[Records contained in a dataset]

○ ○ ○ ○ ○ ○ ○

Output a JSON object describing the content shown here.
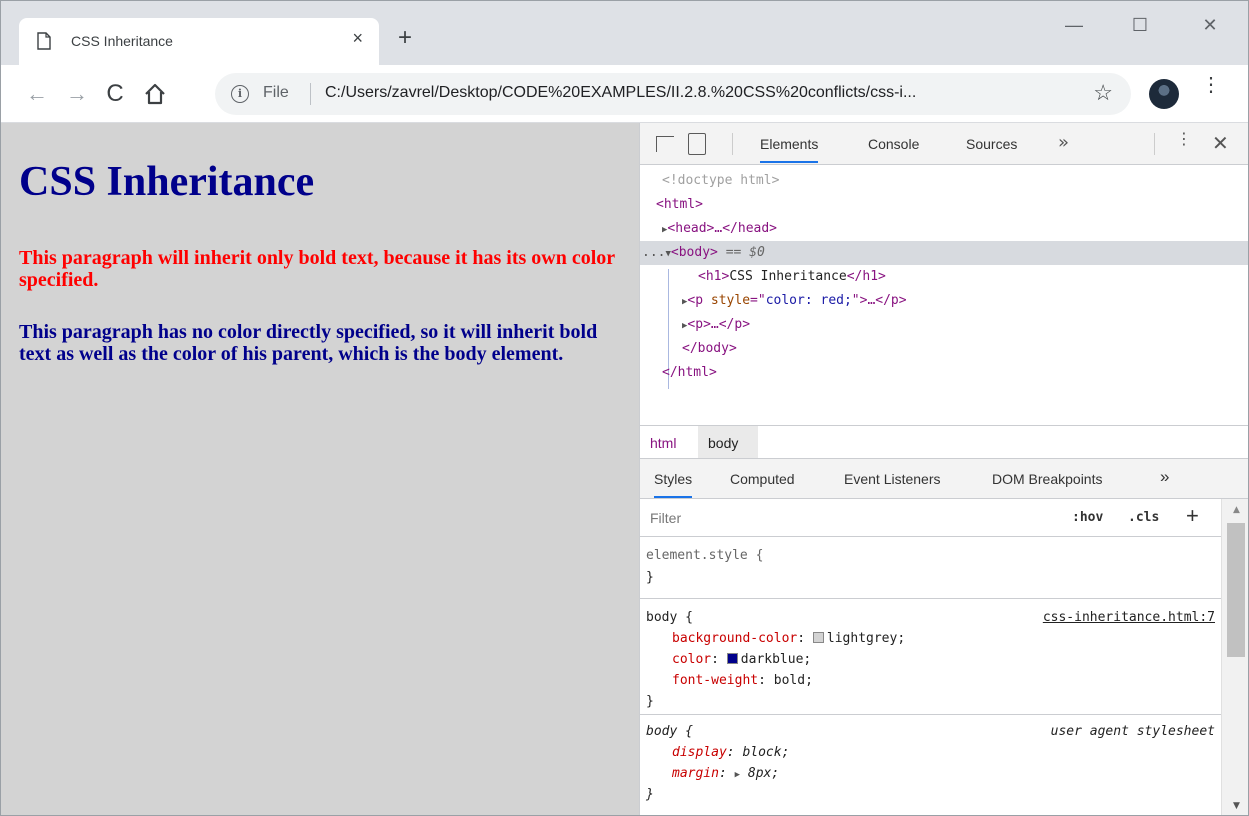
{
  "browser": {
    "tab_title": "CSS Inheritance",
    "tab_close": "×",
    "new_tab": "+",
    "window_controls": {
      "minimize": "—",
      "maximize": "☐",
      "close": "✕"
    },
    "nav": {
      "back": "←",
      "forward": "→",
      "reload": "C"
    },
    "address": {
      "info": "i",
      "scheme": "File",
      "url": "C:/Users/zavrel/Desktop/CODE%20EXAMPLES/II.2.8.%20CSS%20conflicts/css-i..."
    },
    "star": "☆",
    "menu": "⋮",
    "icons": {
      "page": "page-icon",
      "home": "home-icon",
      "avatar": "avatar-icon"
    }
  },
  "page": {
    "heading": "CSS Inheritance",
    "paragraph1": "This paragraph will inherit only bold text, because it has its own color specified.",
    "paragraph2": "This paragraph has no color directly specified, so it will inherit bold text as well as the color of his parent, which is the body element.",
    "colors": {
      "background": "lightgrey",
      "text": "darkblue",
      "red": "red"
    }
  },
  "devtools": {
    "tabs": [
      "Elements",
      "Console",
      "Sources"
    ],
    "more": "»",
    "menu": "⋮",
    "close": "✕",
    "dom": {
      "doctype": "<!doctype html>",
      "html_open": "<html>",
      "head": "<head>…</head>",
      "body_open": "<body>",
      "body_marker": "== $0",
      "h1_open": "<h1>",
      "h1_text": "CSS Inheritance",
      "h1_close": "</h1>",
      "p_red": {
        "open": "<p ",
        "attr": "style",
        "eq": "=\"",
        "value": "color: red;",
        "close": "\">…</p>"
      },
      "p_plain": "<p>…</p>",
      "body_close": "</body>",
      "html_close": "</html>",
      "ellipsis": "...",
      "arrow_expanded": "▼",
      "arrow_collapsed": "▶"
    },
    "breadcrumbs": [
      "html",
      "body"
    ],
    "sub_tabs": [
      "Styles",
      "Computed",
      "Event Listeners",
      "DOM Breakpoints"
    ],
    "sub_more": "»",
    "filter_placeholder": "Filter",
    "hov": ":hov",
    "cls": ".cls",
    "add_rule": "+",
    "rules": {
      "element_style": {
        "selector": "element.style {",
        "close": "}"
      },
      "body_author": {
        "selector": "body {",
        "source": "css-inheritance.html:7",
        "props": [
          {
            "name": "background-color",
            "value": "lightgrey",
            "swatch": "#d3d3d3"
          },
          {
            "name": "color",
            "value": "darkblue",
            "swatch": "#00008b"
          },
          {
            "name": "font-weight",
            "value": "bold"
          }
        ],
        "close": "}"
      },
      "body_ua": {
        "selector": "body {",
        "source": "user agent stylesheet",
        "props": [
          {
            "name": "display",
            "value": "block;"
          },
          {
            "name": "margin",
            "value": "8px;"
          }
        ],
        "close": "}"
      }
    },
    "scrollbar": {
      "up": "▲",
      "down": "▼"
    }
  }
}
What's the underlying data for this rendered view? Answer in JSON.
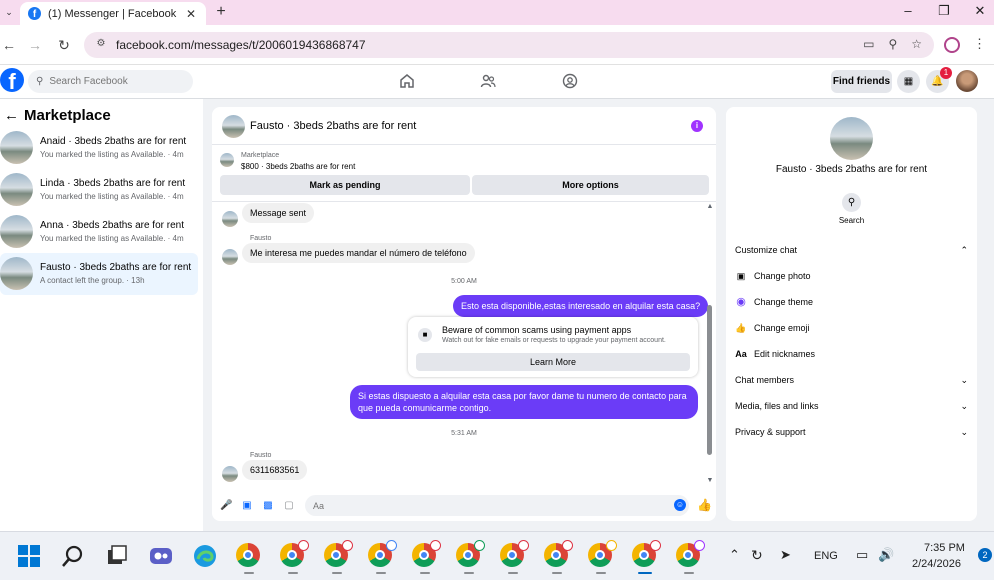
{
  "browser": {
    "tab_title": "(1) Messenger | Facebook",
    "url": "facebook.com/messages/t/2006019436868747"
  },
  "header": {
    "search_placeholder": "Search Facebook",
    "find_friends": "Find friends",
    "notifications_count": "1"
  },
  "sidebar": {
    "title": "Marketplace",
    "conversations": [
      {
        "name": "Anaid · 3beds 2baths are for rent",
        "subtitle": "You marked the listing as Available. · 4m"
      },
      {
        "name": "Linda · 3beds 2baths are for rent",
        "subtitle": "You marked the listing as Available. · 4m"
      },
      {
        "name": "Anna · 3beds 2baths are for rent",
        "subtitle": "You marked the listing as Available. · 4m"
      },
      {
        "name": "Fausto · 3beds 2baths are for rent",
        "subtitle": "A contact left the group. · 13h"
      }
    ]
  },
  "chat": {
    "title": "Fausto · 3beds 2baths are for rent",
    "listing_label": "Marketplace",
    "listing_price": "$800 · 3beds 2baths are for rent",
    "mark_pending": "Mark as pending",
    "more_options": "More options",
    "messages": {
      "m1": "Message sent",
      "sender1": "Fausto",
      "m2": "Me interesa me puedes mandar el número de teléfono",
      "time1": "5:00 AM",
      "m3": "Esto esta disponible,estas interesado en alquilar esta  casa?",
      "scam_title": "Beware of common scams using payment apps",
      "scam_sub": "Watch out for fake emails or requests to upgrade your payment account.",
      "learn_more": "Learn More",
      "m4": "Si estas dispuesto a alquilar esta casa por favor dame tu numero de contacto para que pueda comunicarme contigo.",
      "time2": "5:31 AM",
      "sender2": "Fausto",
      "m5": "6311683561"
    },
    "composer_placeholder": "Aa"
  },
  "details": {
    "name": "Fausto · 3beds 2baths are for rent",
    "search_label": "Search",
    "customize_chat": "Customize chat",
    "change_photo": "Change photo",
    "change_theme": "Change theme",
    "change_emoji": "Change emoji",
    "edit_nicknames_icon": "Aa",
    "edit_nicknames": "Edit nicknames",
    "chat_members": "Chat members",
    "media_files_links": "Media, files and links",
    "privacy_support": "Privacy & support"
  },
  "taskbar": {
    "language": "ENG",
    "time": "7:35 PM",
    "date": "2/24/2026",
    "notification_count": "2"
  },
  "colors": {
    "accent": "#0866ff",
    "outgoing_bubble": "#6b3cf7",
    "tab_strip": "#f7dcef"
  }
}
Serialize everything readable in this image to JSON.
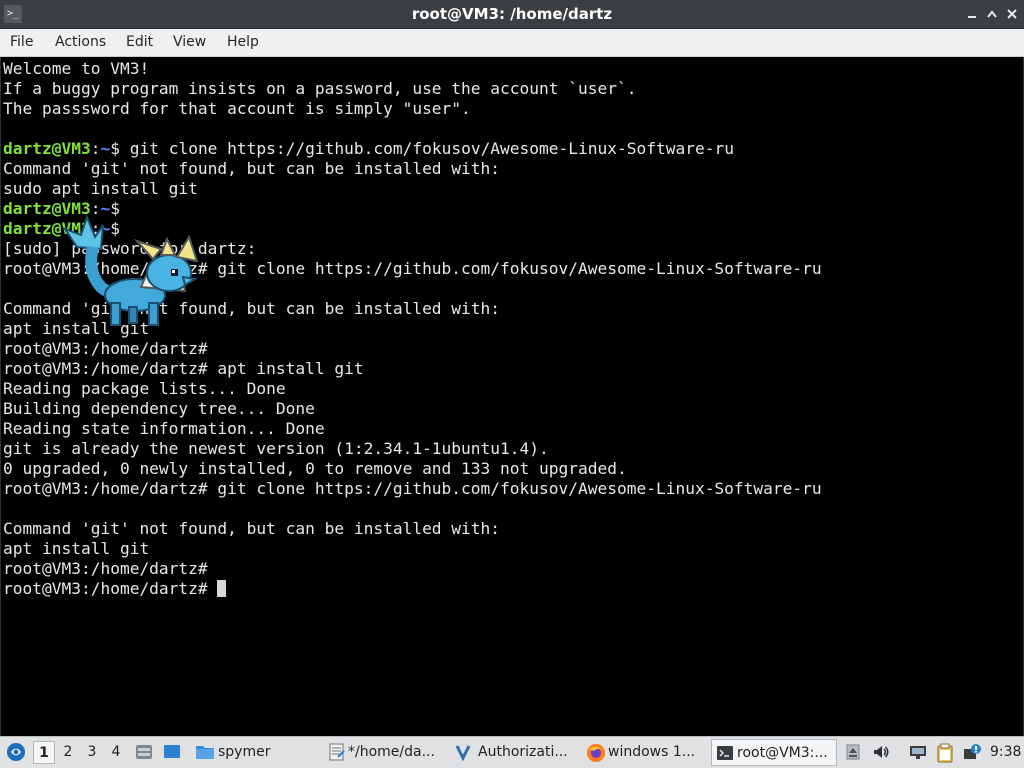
{
  "window": {
    "title": "root@VM3: /home/dartz",
    "app_icon": ">_",
    "minimize_icon": "minimize-icon",
    "maximize_icon": "maximize-icon",
    "close_icon": "close-icon"
  },
  "menu": {
    "file": "File",
    "actions": "Actions",
    "edit": "Edit",
    "view": "View",
    "help": "Help"
  },
  "terminal": {
    "lines": [
      "Welcome to VM3!",
      "If a buggy program insists on a password, use the account `user`.",
      "The passsword for that account is simply \"user\".",
      "",
      {
        "user": "dartz@VM3",
        "sep": ":",
        "path": "~",
        "end": "$ ",
        "cmd": "git clone https://github.com/fokusov/Awesome-Linux-Software-ru"
      },
      "Command 'git' not found, but can be installed with:",
      "sudo apt install git",
      {
        "user": "dartz@VM3",
        "sep": ":",
        "path": "~",
        "end": "$ ",
        "cmd": ""
      },
      {
        "user": "dartz@VM3",
        "sep": ":",
        "path": "~",
        "end": "$ ",
        "cmd": ""
      },
      "[sudo] password for dartz:",
      "root@VM3:/home/dartz# git clone https://github.com/fokusov/Awesome-Linux-Software-ru",
      "",
      "Command 'git' not found, but can be installed with:",
      "apt install git",
      "root@VM3:/home/dartz#",
      "root@VM3:/home/dartz# apt install git",
      "Reading package lists... Done",
      "Building dependency tree... Done",
      "Reading state information... Done",
      "git is already the newest version (1:2.34.1-1ubuntu1.4).",
      "0 upgraded, 0 newly installed, 0 to remove and 133 not upgraded.",
      "root@VM3:/home/dartz# git clone https://github.com/fokusov/Awesome-Linux-Software-ru",
      "",
      "Command 'git' not found, but can be installed with:",
      "apt install git",
      "root@VM3:/home/dartz#",
      "root@VM3:/home/dartz# "
    ],
    "colors": {
      "background": "#000000",
      "text": "#e8e8e8",
      "prompt_user": "#7fe239",
      "prompt_path": "#5f87ff"
    },
    "overlay_icon": "vaporeon-desktop-pet-icon"
  },
  "taskbar": {
    "start_icon": "start-menu-icon",
    "workspaces": [
      "1",
      "2",
      "3",
      "4"
    ],
    "active_workspace": "1",
    "quicklaunch": [
      "file-manager-icon",
      "show-desktop-icon"
    ],
    "tasks": [
      {
        "label": "spymer",
        "icon": "folder-icon"
      },
      {
        "label": "*/home/da...",
        "icon": "text-editor-icon"
      },
      {
        "label": "Authorizati...",
        "icon": "authorization-icon"
      },
      {
        "label": "windows 1...",
        "icon": "firefox-icon"
      },
      {
        "label": "root@VM3:...",
        "icon": "terminal-icon"
      }
    ],
    "tray": [
      "eject-icon",
      "volume-icon",
      "network-icon",
      "clipboard-icon",
      "update-notifier-icon"
    ],
    "clock": "9:38"
  }
}
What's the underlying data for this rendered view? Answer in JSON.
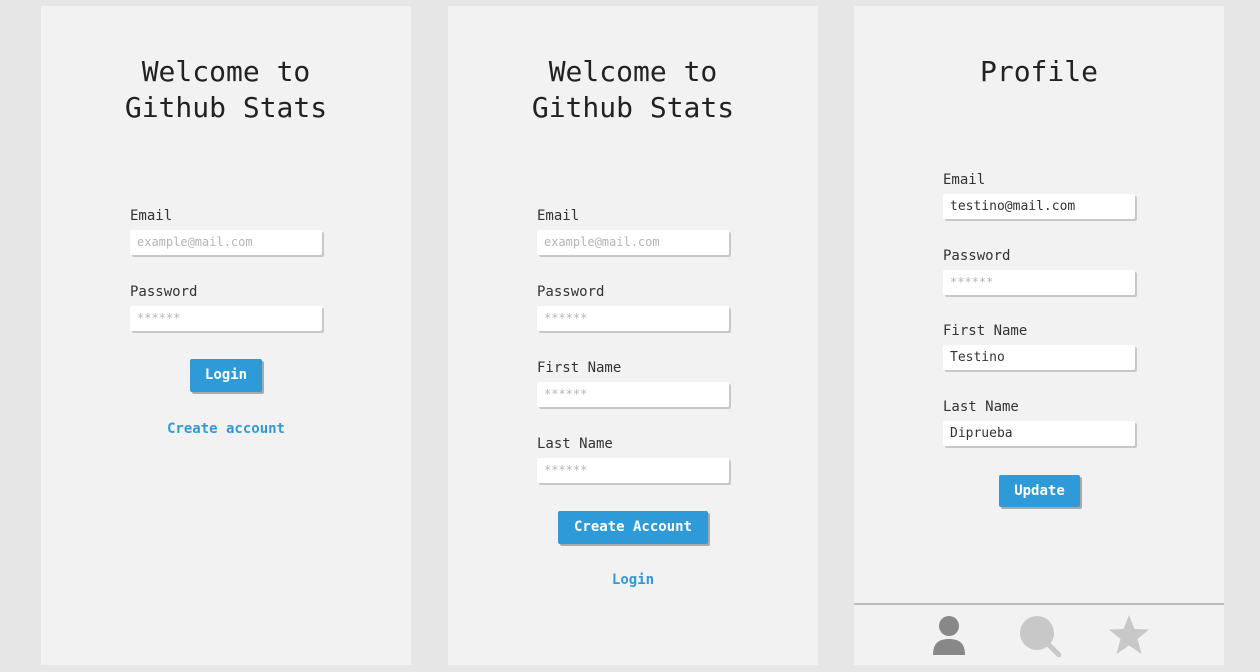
{
  "login_screen": {
    "title_line1": "Welcome to",
    "title_line2": "Github Stats",
    "email_label": "Email",
    "email_placeholder": "example@mail.com",
    "password_label": "Password",
    "password_placeholder": "******",
    "login_button": "Login",
    "create_account_link": "Create account"
  },
  "signup_screen": {
    "title_line1": "Welcome to",
    "title_line2": "Github Stats",
    "email_label": "Email",
    "email_placeholder": "example@mail.com",
    "password_label": "Password",
    "password_placeholder": "******",
    "first_name_label": "First Name",
    "first_name_placeholder": "******",
    "last_name_label": "Last Name",
    "last_name_placeholder": "******",
    "create_account_button": "Create Account",
    "login_link": "Login"
  },
  "profile_screen": {
    "title": "Profile",
    "email_label": "Email",
    "email_value": "testino@mail.com",
    "password_label": "Password",
    "password_placeholder": "******",
    "first_name_label": "First Name",
    "first_name_value": "Testino",
    "last_name_label": "Last Name",
    "last_name_value": "Diprueba",
    "update_button": "Update",
    "bottom_nav": [
      {
        "icon": "user-icon"
      },
      {
        "icon": "search-icon"
      },
      {
        "icon": "star-icon"
      }
    ]
  },
  "colors": {
    "accent": "#2f9ad8",
    "screen_bg": "#f2f2f2",
    "page_bg": "#e6e6e6"
  }
}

○ ○ ○ ○ ○ ○ ○

→ What you will do
Count how many lines of the material hold the string "lightgrey". Give the number and nothing more.

→ Exercise answer
2